Write out every record below exactly as it appears.
# start of DATA LINES
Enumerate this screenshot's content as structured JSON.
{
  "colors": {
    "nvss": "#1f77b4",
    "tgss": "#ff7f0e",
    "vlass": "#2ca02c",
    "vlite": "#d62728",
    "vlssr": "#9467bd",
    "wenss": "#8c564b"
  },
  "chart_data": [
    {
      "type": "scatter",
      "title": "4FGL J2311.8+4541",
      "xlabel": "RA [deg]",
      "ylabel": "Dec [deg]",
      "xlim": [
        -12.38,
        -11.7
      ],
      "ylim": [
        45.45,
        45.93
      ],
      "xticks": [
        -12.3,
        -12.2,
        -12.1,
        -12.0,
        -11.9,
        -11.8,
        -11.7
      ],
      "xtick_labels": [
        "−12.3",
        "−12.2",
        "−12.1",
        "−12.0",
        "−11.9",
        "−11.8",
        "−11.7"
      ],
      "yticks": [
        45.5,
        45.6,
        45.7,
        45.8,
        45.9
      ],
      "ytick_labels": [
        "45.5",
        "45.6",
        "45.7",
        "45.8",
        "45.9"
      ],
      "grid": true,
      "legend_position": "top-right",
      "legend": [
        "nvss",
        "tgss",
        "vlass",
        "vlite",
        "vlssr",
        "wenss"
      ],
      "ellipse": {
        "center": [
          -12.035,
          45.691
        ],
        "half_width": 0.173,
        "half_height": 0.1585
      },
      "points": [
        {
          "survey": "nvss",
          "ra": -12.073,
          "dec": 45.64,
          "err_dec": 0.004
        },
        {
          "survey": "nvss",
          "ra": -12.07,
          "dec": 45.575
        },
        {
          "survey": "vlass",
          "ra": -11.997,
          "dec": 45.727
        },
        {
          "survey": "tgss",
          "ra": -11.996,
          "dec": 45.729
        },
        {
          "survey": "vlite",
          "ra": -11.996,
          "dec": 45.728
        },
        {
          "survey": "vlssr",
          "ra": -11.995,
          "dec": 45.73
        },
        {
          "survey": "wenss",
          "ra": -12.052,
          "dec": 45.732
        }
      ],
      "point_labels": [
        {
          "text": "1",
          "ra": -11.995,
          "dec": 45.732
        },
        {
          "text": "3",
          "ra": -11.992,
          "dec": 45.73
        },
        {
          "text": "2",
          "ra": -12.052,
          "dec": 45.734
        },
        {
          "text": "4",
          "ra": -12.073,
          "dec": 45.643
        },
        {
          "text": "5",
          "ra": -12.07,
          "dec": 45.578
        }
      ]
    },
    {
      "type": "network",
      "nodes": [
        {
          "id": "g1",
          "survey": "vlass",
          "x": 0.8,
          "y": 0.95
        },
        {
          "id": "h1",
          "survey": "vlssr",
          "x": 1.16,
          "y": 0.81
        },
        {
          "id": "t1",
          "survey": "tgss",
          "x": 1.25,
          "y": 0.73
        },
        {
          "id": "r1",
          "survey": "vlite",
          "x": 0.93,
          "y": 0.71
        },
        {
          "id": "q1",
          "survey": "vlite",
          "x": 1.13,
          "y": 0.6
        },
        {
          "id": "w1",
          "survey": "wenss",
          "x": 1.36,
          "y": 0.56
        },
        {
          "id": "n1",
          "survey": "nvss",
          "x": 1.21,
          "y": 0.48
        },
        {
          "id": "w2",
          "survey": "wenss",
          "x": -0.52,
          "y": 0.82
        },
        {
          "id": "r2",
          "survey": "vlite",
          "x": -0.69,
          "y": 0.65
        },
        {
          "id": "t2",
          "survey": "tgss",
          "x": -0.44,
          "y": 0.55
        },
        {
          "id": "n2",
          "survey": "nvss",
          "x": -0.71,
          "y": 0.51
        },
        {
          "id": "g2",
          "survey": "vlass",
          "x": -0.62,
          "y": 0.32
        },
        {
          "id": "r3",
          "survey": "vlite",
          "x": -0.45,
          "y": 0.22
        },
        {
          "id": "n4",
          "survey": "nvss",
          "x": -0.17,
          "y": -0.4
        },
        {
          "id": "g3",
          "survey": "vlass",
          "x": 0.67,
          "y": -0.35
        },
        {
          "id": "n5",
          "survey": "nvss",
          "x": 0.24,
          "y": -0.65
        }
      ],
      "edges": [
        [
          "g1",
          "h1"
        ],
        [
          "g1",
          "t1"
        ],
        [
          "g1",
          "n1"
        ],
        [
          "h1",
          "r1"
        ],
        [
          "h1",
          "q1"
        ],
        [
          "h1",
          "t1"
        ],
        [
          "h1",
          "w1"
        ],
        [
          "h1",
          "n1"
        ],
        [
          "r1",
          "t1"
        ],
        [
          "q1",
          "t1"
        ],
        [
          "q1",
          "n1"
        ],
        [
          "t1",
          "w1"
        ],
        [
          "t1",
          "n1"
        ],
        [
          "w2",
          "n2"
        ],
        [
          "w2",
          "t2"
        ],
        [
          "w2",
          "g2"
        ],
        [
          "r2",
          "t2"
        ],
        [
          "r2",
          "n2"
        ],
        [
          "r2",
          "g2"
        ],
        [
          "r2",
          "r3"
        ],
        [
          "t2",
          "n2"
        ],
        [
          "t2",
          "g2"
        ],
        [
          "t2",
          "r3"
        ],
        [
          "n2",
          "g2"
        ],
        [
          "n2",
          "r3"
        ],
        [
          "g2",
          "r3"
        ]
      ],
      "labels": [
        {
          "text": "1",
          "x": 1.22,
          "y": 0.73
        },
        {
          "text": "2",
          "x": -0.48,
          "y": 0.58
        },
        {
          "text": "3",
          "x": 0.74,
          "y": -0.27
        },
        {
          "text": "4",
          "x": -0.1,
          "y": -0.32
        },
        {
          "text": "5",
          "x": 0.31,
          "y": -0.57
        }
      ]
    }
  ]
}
# end of DATA LINES
* _EXPECTED OUTPUT_
Enumerate this screenshot's content as structured JSON.
{
  "colors": {
    "nvss": "#1f77b4",
    "tgss": "#ff7f0e",
    "vlass": "#2ca02c",
    "vlite": "#d62728",
    "vlssr": "#9467bd",
    "wenss": "#8c564b"
  },
  "chart_data": [
    {
      "type": "scatter",
      "title": "4FGL J2311.8+4541",
      "xlabel": "RA [deg]",
      "ylabel": "Dec [deg]",
      "xlim": [
        -12.38,
        -11.7
      ],
      "ylim": [
        45.45,
        45.93
      ],
      "xticks": [
        -12.3,
        -12.2,
        -12.1,
        -12.0,
        -11.9,
        -11.8,
        -11.7
      ],
      "xtick_labels": [
        "−12.3",
        "−12.2",
        "−12.1",
        "−12.0",
        "−11.9",
        "−11.8",
        "−11.7"
      ],
      "yticks": [
        45.5,
        45.6,
        45.7,
        45.8,
        45.9
      ],
      "ytick_labels": [
        "45.5",
        "45.6",
        "45.7",
        "45.8",
        "45.9"
      ],
      "grid": true,
      "legend_position": "top-right",
      "legend": [
        "nvss",
        "tgss",
        "vlass",
        "vlite",
        "vlssr",
        "wenss"
      ],
      "ellipse": {
        "center": [
          -12.035,
          45.691
        ],
        "half_width": 0.173,
        "half_height": 0.1585
      },
      "points": [
        {
          "survey": "nvss",
          "ra": -12.073,
          "dec": 45.64,
          "err_dec": 0.004
        },
        {
          "survey": "nvss",
          "ra": -12.07,
          "dec": 45.575
        },
        {
          "survey": "vlass",
          "ra": -11.997,
          "dec": 45.727
        },
        {
          "survey": "tgss",
          "ra": -11.996,
          "dec": 45.729
        },
        {
          "survey": "vlite",
          "ra": -11.996,
          "dec": 45.728
        },
        {
          "survey": "vlssr",
          "ra": -11.995,
          "dec": 45.73
        },
        {
          "survey": "wenss",
          "ra": -12.052,
          "dec": 45.732
        }
      ],
      "point_labels": [
        {
          "text": "1",
          "ra": -11.995,
          "dec": 45.732
        },
        {
          "text": "3",
          "ra": -11.992,
          "dec": 45.73
        },
        {
          "text": "2",
          "ra": -12.052,
          "dec": 45.734
        },
        {
          "text": "4",
          "ra": -12.073,
          "dec": 45.643
        },
        {
          "text": "5",
          "ra": -12.07,
          "dec": 45.578
        }
      ]
    },
    {
      "type": "network",
      "nodes": [
        {
          "id": "g1",
          "survey": "vlass",
          "x": 0.8,
          "y": 0.95
        },
        {
          "id": "h1",
          "survey": "vlssr",
          "x": 1.16,
          "y": 0.81
        },
        {
          "id": "t1",
          "survey": "tgss",
          "x": 1.25,
          "y": 0.73
        },
        {
          "id": "r1",
          "survey": "vlite",
          "x": 0.93,
          "y": 0.71
        },
        {
          "id": "q1",
          "survey": "vlite",
          "x": 1.13,
          "y": 0.6
        },
        {
          "id": "w1",
          "survey": "wenss",
          "x": 1.36,
          "y": 0.56
        },
        {
          "id": "n1",
          "survey": "nvss",
          "x": 1.21,
          "y": 0.48
        },
        {
          "id": "w2",
          "survey": "wenss",
          "x": -0.52,
          "y": 0.82
        },
        {
          "id": "r2",
          "survey": "vlite",
          "x": -0.69,
          "y": 0.65
        },
        {
          "id": "t2",
          "survey": "tgss",
          "x": -0.44,
          "y": 0.55
        },
        {
          "id": "n2",
          "survey": "nvss",
          "x": -0.71,
          "y": 0.51
        },
        {
          "id": "g2",
          "survey": "vlass",
          "x": -0.62,
          "y": 0.32
        },
        {
          "id": "r3",
          "survey": "vlite",
          "x": -0.45,
          "y": 0.22
        },
        {
          "id": "n4",
          "survey": "nvss",
          "x": -0.17,
          "y": -0.4
        },
        {
          "id": "g3",
          "survey": "vlass",
          "x": 0.67,
          "y": -0.35
        },
        {
          "id": "n5",
          "survey": "nvss",
          "x": 0.24,
          "y": -0.65
        }
      ],
      "edges": [
        [
          "g1",
          "h1"
        ],
        [
          "g1",
          "t1"
        ],
        [
          "g1",
          "n1"
        ],
        [
          "h1",
          "r1"
        ],
        [
          "h1",
          "q1"
        ],
        [
          "h1",
          "t1"
        ],
        [
          "h1",
          "w1"
        ],
        [
          "h1",
          "n1"
        ],
        [
          "r1",
          "t1"
        ],
        [
          "q1",
          "t1"
        ],
        [
          "q1",
          "n1"
        ],
        [
          "t1",
          "w1"
        ],
        [
          "t1",
          "n1"
        ],
        [
          "w2",
          "n2"
        ],
        [
          "w2",
          "t2"
        ],
        [
          "w2",
          "g2"
        ],
        [
          "r2",
          "t2"
        ],
        [
          "r2",
          "n2"
        ],
        [
          "r2",
          "g2"
        ],
        [
          "r2",
          "r3"
        ],
        [
          "t2",
          "n2"
        ],
        [
          "t2",
          "g2"
        ],
        [
          "t2",
          "r3"
        ],
        [
          "n2",
          "g2"
        ],
        [
          "n2",
          "r3"
        ],
        [
          "g2",
          "r3"
        ]
      ],
      "labels": [
        {
          "text": "1",
          "x": 1.22,
          "y": 0.73
        },
        {
          "text": "2",
          "x": -0.48,
          "y": 0.58
        },
        {
          "text": "3",
          "x": 0.74,
          "y": -0.27
        },
        {
          "text": "4",
          "x": -0.1,
          "y": -0.32
        },
        {
          "text": "5",
          "x": 0.31,
          "y": -0.57
        }
      ]
    }
  ]
}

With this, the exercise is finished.